- [Provided material]
--- start ---

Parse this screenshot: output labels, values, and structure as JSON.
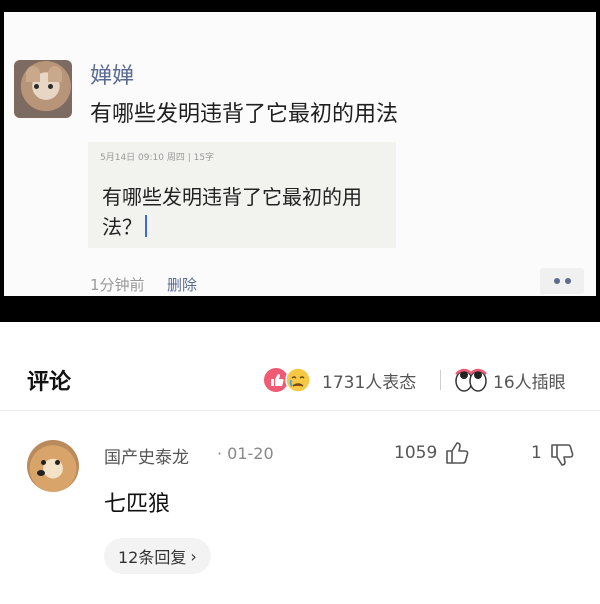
{
  "post": {
    "username": "婵婵",
    "text": "有哪些发明违背了它最初的用法",
    "quote_meta": "5月14日 09:10 周四 | 15字",
    "quote_text": "有哪些发明违背了它最初的用法？",
    "time": "1分钟前",
    "delete_label": "删除"
  },
  "comments": {
    "title": "评论",
    "reactions": "1731人表态",
    "eye_roll": "16人插眼",
    "items": [
      {
        "author": "国产史泰龙",
        "date": "· 01-20",
        "likes": "1059",
        "dislikes": "1",
        "text": "七匹狼",
        "replies": "12条回复"
      }
    ]
  },
  "colors": {
    "name_blue": "#5b6b92",
    "reaction_red": "#f05a72",
    "reaction_yellow": "#f7c843"
  }
}
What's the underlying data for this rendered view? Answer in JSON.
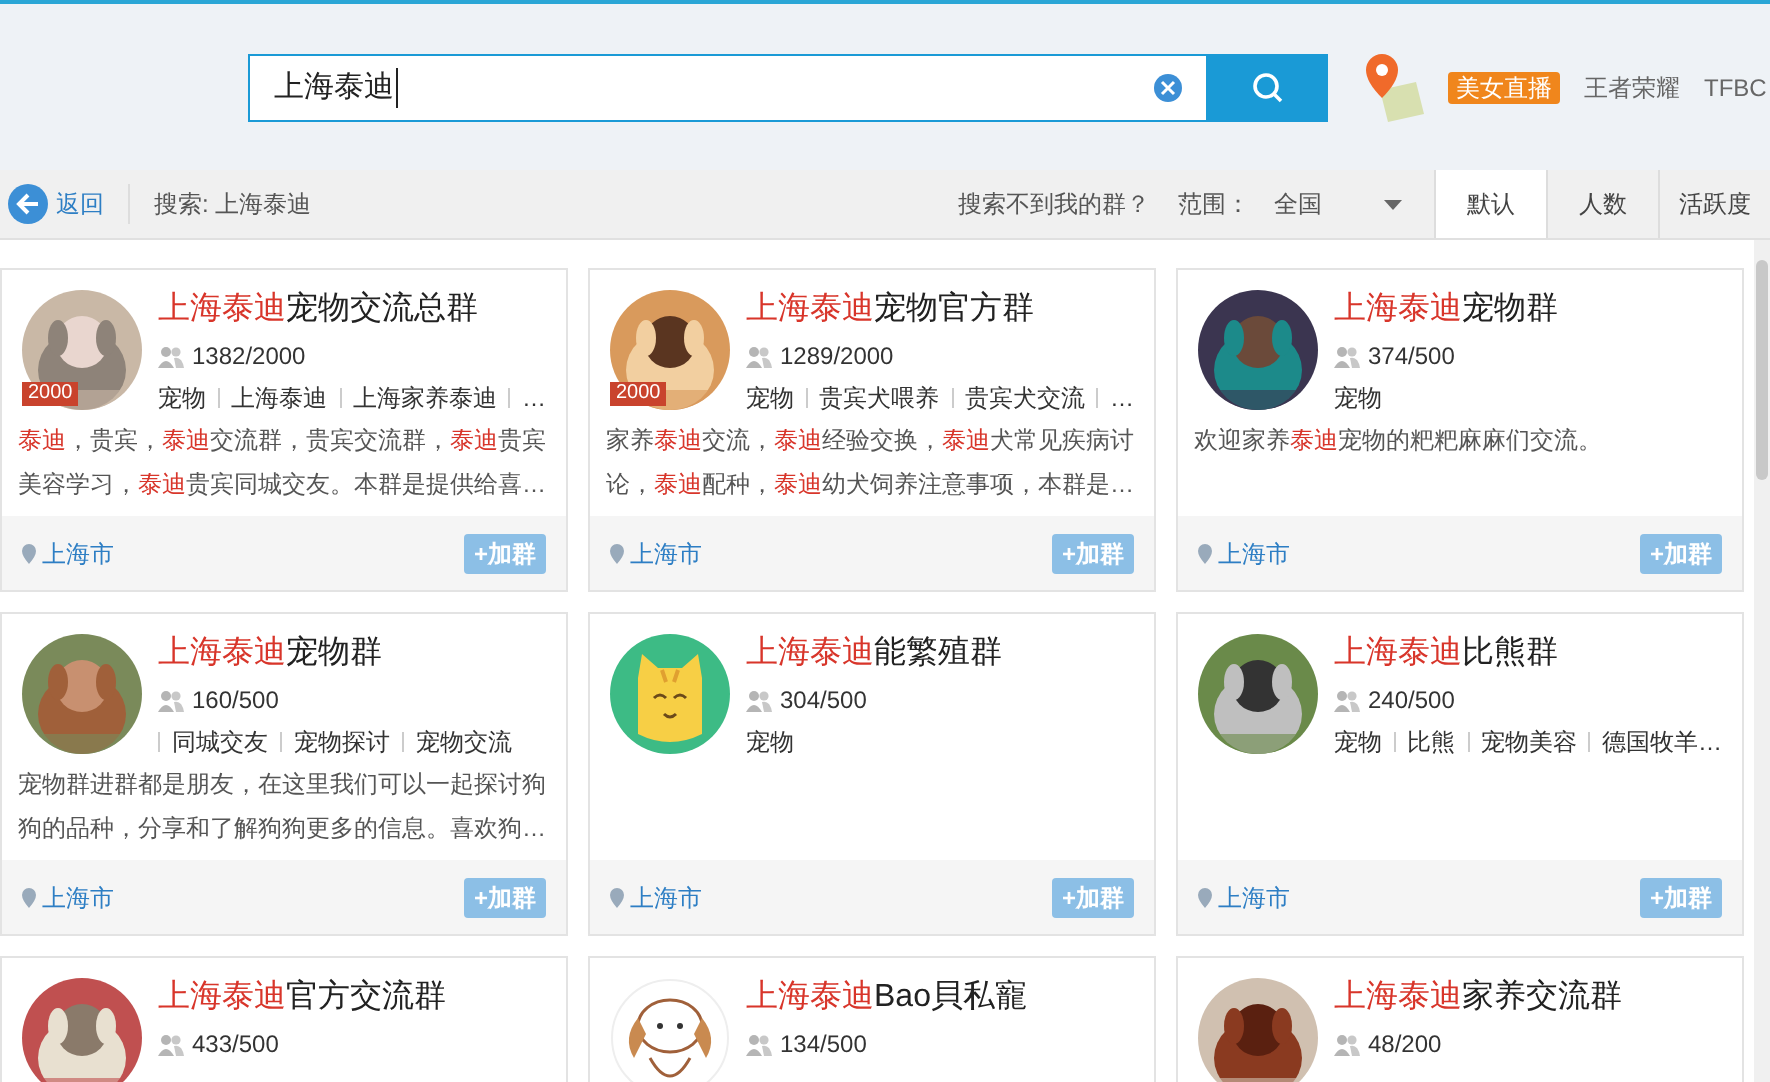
{
  "search": {
    "value": "上海泰迪"
  },
  "header_links": [
    {
      "label": "美女直播",
      "kind": "badge"
    },
    {
      "label": "王者荣耀",
      "kind": "link"
    },
    {
      "label": "TFBC",
      "kind": "link"
    }
  ],
  "toolbar": {
    "back": "返回",
    "query": "搜索: 上海泰迪",
    "help": "搜索不到我的群？",
    "range_label": "范围：",
    "range_value": "全国"
  },
  "sort_tabs": [
    {
      "label": "默认",
      "selected": true
    },
    {
      "label": "人数",
      "selected": false
    },
    {
      "label": "活跃度",
      "selected": false
    }
  ],
  "cards": [
    {
      "avatar": {
        "kind": "picture"
      },
      "badge": "2000",
      "highlight": "上海泰迪",
      "name": "宠物交流总群",
      "members": "1382/2000",
      "tags_leading_bar": false,
      "tags": [
        "宠物",
        "上海泰迪",
        "上海家养泰迪",
        "…"
      ],
      "description": [
        {
          "text": "泰迪",
          "highlight": true
        },
        {
          "text": "，贵宾，",
          "highlight": false
        },
        {
          "text": "泰迪",
          "highlight": true
        },
        {
          "text": "交流群，贵宾交流群，",
          "highlight": false
        },
        {
          "text": "泰迪",
          "highlight": true
        },
        {
          "text": "贵宾美容学习，",
          "highlight": false
        },
        {
          "text": "泰迪",
          "highlight": true
        },
        {
          "text": "贵宾同城交友。本群是提供给喜…",
          "highlight": false
        }
      ],
      "location": "上海市",
      "join": "+加群"
    },
    {
      "avatar": {
        "kind": "picture"
      },
      "badge": "2000",
      "highlight": "上海泰迪",
      "name": "宠物官方群",
      "members": "1289/2000",
      "tags_leading_bar": false,
      "tags": [
        "宠物",
        "贵宾犬喂养",
        "贵宾犬交流",
        "…"
      ],
      "description": [
        {
          "text": "家养",
          "highlight": false
        },
        {
          "text": "泰迪",
          "highlight": true
        },
        {
          "text": "交流，",
          "highlight": false
        },
        {
          "text": "泰迪",
          "highlight": true
        },
        {
          "text": "经验交换，",
          "highlight": false
        },
        {
          "text": "泰迪",
          "highlight": true
        },
        {
          "text": "犬常见疾病讨论，",
          "highlight": false
        },
        {
          "text": "泰迪",
          "highlight": true
        },
        {
          "text": "配种，",
          "highlight": false
        },
        {
          "text": "泰迪",
          "highlight": true
        },
        {
          "text": "幼犬饲养注意事项，本群是…",
          "highlight": false
        }
      ],
      "location": "上海市",
      "join": "+加群"
    },
    {
      "avatar": {
        "kind": "picture"
      },
      "highlight": "上海泰迪",
      "name": "宠物群",
      "members": "374/500",
      "tags_leading_bar": false,
      "tags": [
        "宠物"
      ],
      "description": [
        {
          "text": "欢迎家养",
          "highlight": false
        },
        {
          "text": "泰迪",
          "highlight": true
        },
        {
          "text": "宠物的粑粑麻麻们交流。",
          "highlight": false
        }
      ],
      "location": "上海市",
      "join": "+加群"
    },
    {
      "avatar": {
        "kind": "picture"
      },
      "highlight": "上海泰迪",
      "name": "宠物群",
      "members": "160/500",
      "tags_leading_bar": true,
      "tags": [
        "同城交友",
        "宠物探讨",
        "宠物交流"
      ],
      "description": [
        {
          "text": "宠物群进群都是朋友，在这里我们可以一起探讨狗狗的品种，分享和了解狗狗更多的信息。喜欢狗…",
          "highlight": false
        }
      ],
      "location": "上海市",
      "join": "+加群"
    },
    {
      "avatar": {
        "kind": "cat"
      },
      "highlight": "上海泰迪",
      "name": "能繁殖群",
      "members": "304/500",
      "tags_leading_bar": false,
      "tags": [
        "宠物"
      ],
      "location": "上海市",
      "join": "+加群"
    },
    {
      "avatar": {
        "kind": "picture"
      },
      "highlight": "上海泰迪",
      "name": "比熊群",
      "members": "240/500",
      "tags_leading_bar": false,
      "tags": [
        "宠物",
        "比熊",
        "宠物美容",
        "德国牧羊…"
      ],
      "location": "上海市",
      "join": "+加群"
    },
    {
      "avatar": {
        "kind": "picture"
      },
      "highlight": "上海泰迪",
      "name": "官方交流群",
      "members": "433/500"
    },
    {
      "avatar": {
        "kind": "cartoon-dog"
      },
      "highlight": "上海泰迪",
      "name": "Bao貝私寵",
      "members": "134/500"
    },
    {
      "avatar": {
        "kind": "picture"
      },
      "highlight": "上海泰迪",
      "name": "家养交流群",
      "members": "48/200"
    }
  ]
}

--- end ---

- [Problem to solve]
Pick out the lines containing the word "有哪些发明违背了它最初的用法" and show them.

- [Result below]
    "text": "有哪些发明违背了它最初的用法",
    "quote_text": "有哪些发明违背了它最初的用法？",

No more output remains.